** START Records shown **

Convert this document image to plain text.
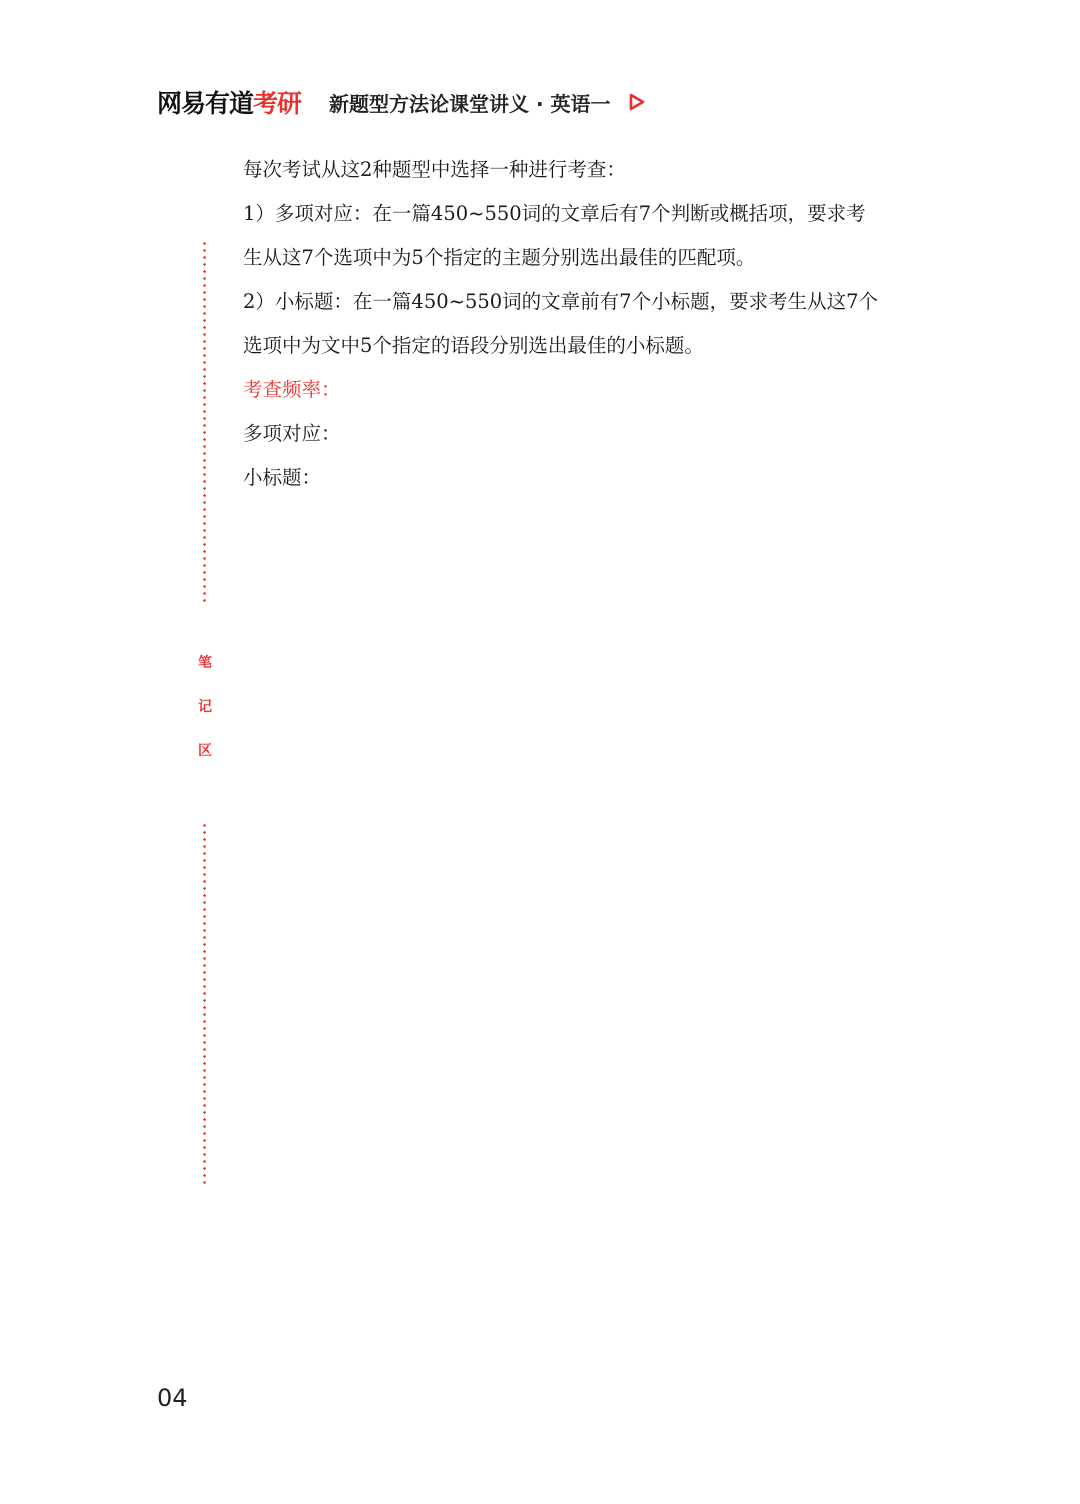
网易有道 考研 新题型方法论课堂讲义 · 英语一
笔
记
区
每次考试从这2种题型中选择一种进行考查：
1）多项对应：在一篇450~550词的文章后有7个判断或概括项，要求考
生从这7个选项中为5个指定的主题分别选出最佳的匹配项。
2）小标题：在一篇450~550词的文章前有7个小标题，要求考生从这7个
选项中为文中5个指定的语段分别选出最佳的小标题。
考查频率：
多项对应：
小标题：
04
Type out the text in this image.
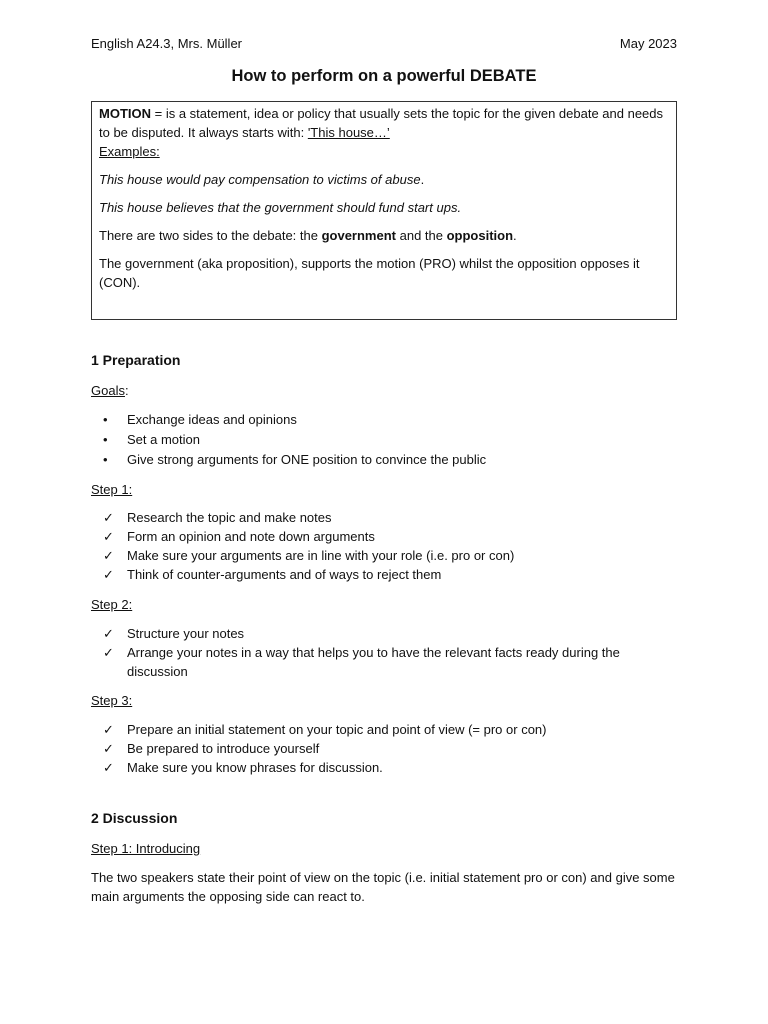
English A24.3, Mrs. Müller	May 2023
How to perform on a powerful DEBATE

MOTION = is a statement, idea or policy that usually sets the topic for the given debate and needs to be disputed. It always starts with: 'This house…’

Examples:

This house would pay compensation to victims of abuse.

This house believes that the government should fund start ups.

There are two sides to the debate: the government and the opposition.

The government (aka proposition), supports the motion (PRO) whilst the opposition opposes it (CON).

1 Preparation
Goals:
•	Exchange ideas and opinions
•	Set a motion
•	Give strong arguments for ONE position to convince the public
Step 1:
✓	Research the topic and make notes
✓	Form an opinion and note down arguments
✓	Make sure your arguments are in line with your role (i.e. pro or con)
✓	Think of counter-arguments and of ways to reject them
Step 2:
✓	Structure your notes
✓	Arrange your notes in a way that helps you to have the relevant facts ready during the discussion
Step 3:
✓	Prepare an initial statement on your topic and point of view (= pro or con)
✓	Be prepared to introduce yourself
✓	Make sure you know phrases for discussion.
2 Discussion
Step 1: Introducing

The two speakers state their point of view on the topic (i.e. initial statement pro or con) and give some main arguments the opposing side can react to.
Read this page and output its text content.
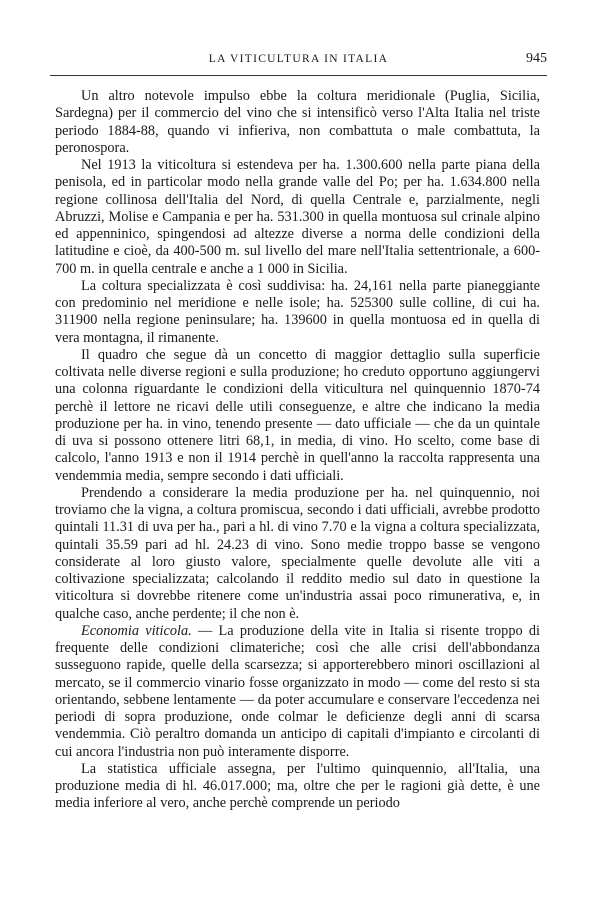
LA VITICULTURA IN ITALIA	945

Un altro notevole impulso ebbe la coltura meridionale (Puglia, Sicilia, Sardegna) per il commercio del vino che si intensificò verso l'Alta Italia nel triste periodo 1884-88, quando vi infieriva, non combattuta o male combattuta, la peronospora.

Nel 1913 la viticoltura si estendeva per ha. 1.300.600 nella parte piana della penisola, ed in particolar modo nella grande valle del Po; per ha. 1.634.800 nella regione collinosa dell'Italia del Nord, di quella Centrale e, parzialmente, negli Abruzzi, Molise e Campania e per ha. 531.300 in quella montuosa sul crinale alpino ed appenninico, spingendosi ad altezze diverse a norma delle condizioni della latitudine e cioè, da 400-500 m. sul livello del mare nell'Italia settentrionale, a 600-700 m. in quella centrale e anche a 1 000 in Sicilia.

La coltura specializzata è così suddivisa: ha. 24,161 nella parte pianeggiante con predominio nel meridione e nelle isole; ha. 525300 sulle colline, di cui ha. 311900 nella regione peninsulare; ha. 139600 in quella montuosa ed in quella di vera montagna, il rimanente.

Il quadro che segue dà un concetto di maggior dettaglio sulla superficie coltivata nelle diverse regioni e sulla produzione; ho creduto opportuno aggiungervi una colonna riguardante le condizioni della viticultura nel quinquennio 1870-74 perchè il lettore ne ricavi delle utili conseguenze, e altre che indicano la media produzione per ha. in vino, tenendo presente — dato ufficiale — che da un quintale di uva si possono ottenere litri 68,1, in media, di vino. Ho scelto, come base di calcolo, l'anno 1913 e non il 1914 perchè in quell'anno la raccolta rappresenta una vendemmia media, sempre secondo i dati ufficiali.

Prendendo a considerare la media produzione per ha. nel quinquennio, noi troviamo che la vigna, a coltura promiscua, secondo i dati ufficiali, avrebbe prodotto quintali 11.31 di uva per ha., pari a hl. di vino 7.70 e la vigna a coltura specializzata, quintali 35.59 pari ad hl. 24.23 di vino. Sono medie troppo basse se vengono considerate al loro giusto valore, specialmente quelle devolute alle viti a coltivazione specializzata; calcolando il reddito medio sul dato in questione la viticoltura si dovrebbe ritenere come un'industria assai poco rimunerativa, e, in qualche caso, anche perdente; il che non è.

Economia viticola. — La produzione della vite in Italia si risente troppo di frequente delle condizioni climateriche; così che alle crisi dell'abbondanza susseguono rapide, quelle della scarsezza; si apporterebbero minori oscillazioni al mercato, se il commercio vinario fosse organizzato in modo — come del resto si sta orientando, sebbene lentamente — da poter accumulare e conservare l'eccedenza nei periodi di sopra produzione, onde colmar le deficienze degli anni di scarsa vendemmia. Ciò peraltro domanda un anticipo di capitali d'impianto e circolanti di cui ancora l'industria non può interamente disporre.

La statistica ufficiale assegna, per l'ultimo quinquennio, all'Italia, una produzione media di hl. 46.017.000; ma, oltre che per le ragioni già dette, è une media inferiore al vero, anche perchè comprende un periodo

** END Records shown **

• The request: Reproduce the material in its entirety and word for word, without the pictures.

• The reply:
Convert this document image to plain text.
网易有道 考研 新题型方法论课堂讲义 · 英语一
笔
记
区
每次考试从这2种题型中选择一种进行考查：
1）多项对应：在一篇450~550词的文章后有7个判断或概括项，要求考
生从这7个选项中为5个指定的主题分别选出最佳的匹配项。
2）小标题：在一篇450~550词的文章前有7个小标题，要求考生从这7个
选项中为文中5个指定的语段分别选出最佳的小标题。
考查频率：
多项对应：
小标题：
04
Type out the text in this image.
English A24.3, Mrs. Müller	May 2023
How to perform on a powerful DEBATE

MOTION = is a statement, idea or policy that usually sets the topic for the given debate and needs to be disputed. It always starts with: 'This house…’

Examples:

This house would pay compensation to victims of abuse.

This house believes that the government should fund start ups.

There are two sides to the debate: the government and the opposition.

The government (aka proposition), supports the motion (PRO) whilst the opposition opposes it (CON).

1 Preparation
Goals:
•	Exchange ideas and opinions
•	Set a motion
•	Give strong arguments for ONE position to convince the public
Step 1:
✓	Research the topic and make notes
✓	Form an opinion and note down arguments
✓	Make sure your arguments are in line with your role (i.e. pro or con)
✓	Think of counter-arguments and of ways to reject them
Step 2:
✓	Structure your notes
✓	Arrange your notes in a way that helps you to have the relevant facts ready during the discussion
Step 3:
✓	Prepare an initial statement on your topic and point of view (= pro or con)
✓	Be prepared to introduce yourself
✓	Make sure you know phrases for discussion.
2 Discussion
Step 1: Introducing

The two speakers state their point of view on the topic (i.e. initial statement pro or con) and give some main arguments the opposing side can react to.
Read this page and output its text content.
LA VITICULTURA IN ITALIA	945

Un altro notevole impulso ebbe la coltura meridionale (Puglia, Sicilia, Sardegna) per il commercio del vino che si intensificò verso l'Alta Italia nel triste periodo 1884-88, quando vi infieriva, non combattuta o male combattuta, la peronospora.

Nel 1913 la viticoltura si estendeva per ha. 1.300.600 nella parte piana della penisola, ed in particolar modo nella grande valle del Po; per ha. 1.634.800 nella regione collinosa dell'Italia del Nord, di quella Centrale e, parzialmente, negli Abruzzi, Molise e Campania e per ha. 531.300 in quella montuosa sul crinale alpino ed appenninico, spingendosi ad altezze diverse a norma delle condizioni della latitudine e cioè, da 400-500 m. sul livello del mare nell'Italia settentrionale, a 600-700 m. in quella centrale e anche a 1 000 in Sicilia.

La coltura specializzata è così suddivisa: ha. 24,161 nella parte pianeggiante con predominio nel meridione e nelle isole; ha. 525300 sulle colline, di cui ha. 311900 nella regione peninsulare; ha. 139600 in quella montuosa ed in quella di vera montagna, il rimanente.

Il quadro che segue dà un concetto di maggior dettaglio sulla superficie coltivata nelle diverse regioni e sulla produzione; ho creduto opportuno aggiungervi una colonna riguardante le condizioni della viticultura nel quinquennio 1870-74 perchè il lettore ne ricavi delle utili conseguenze, e altre che indicano la media produzione per ha. in vino, tenendo presente — dato ufficiale — che da un quintale di uva si possono ottenere litri 68,1, in media, di vino. Ho scelto, come base di calcolo, l'anno 1913 e non il 1914 perchè in quell'anno la raccolta rappresenta una vendemmia media, sempre secondo i dati ufficiali.

Prendendo a considerare la media produzione per ha. nel quinquennio, noi troviamo che la vigna, a coltura promiscua, secondo i dati ufficiali, avrebbe prodotto quintali 11.31 di uva per ha., pari a hl. di vino 7.70 e la vigna a coltura specializzata, quintali 35.59 pari ad hl. 24.23 di vino. Sono medie troppo basse se vengono considerate al loro giusto valore, specialmente quelle devolute alle viti a coltivazione specializzata; calcolando il reddito medio sul dato in questione la viticoltura si dovrebbe ritenere come un'industria assai poco rimunerativa, e, in qualche caso, anche perdente; il che non è.

Economia viticola. — La produzione della vite in Italia si risente troppo di frequente delle condizioni climateriche; così che alle crisi dell'abbondanza susseguono rapide, quelle della scarsezza; si apporterebbero minori oscillazioni al mercato, se il commercio vinario fosse organizzato in modo — come del resto si sta orientando, sebbene lentamente — da poter accumulare e conservare l'eccedenza nei periodi di sopra produzione, onde colmar le deficienze degli anni di scarsa vendemmia. Ciò peraltro domanda un anticipo di capitali d'impianto e circolanti di cui ancora l'industria non può interamente disporre.

La statistica ufficiale assegna, per l'ultimo quinquennio, all'Italia, una produzione media di hl. 46.017.000; ma, oltre che per le ragioni già dette, è une media inferiore al vero, anche perchè comprende un periodo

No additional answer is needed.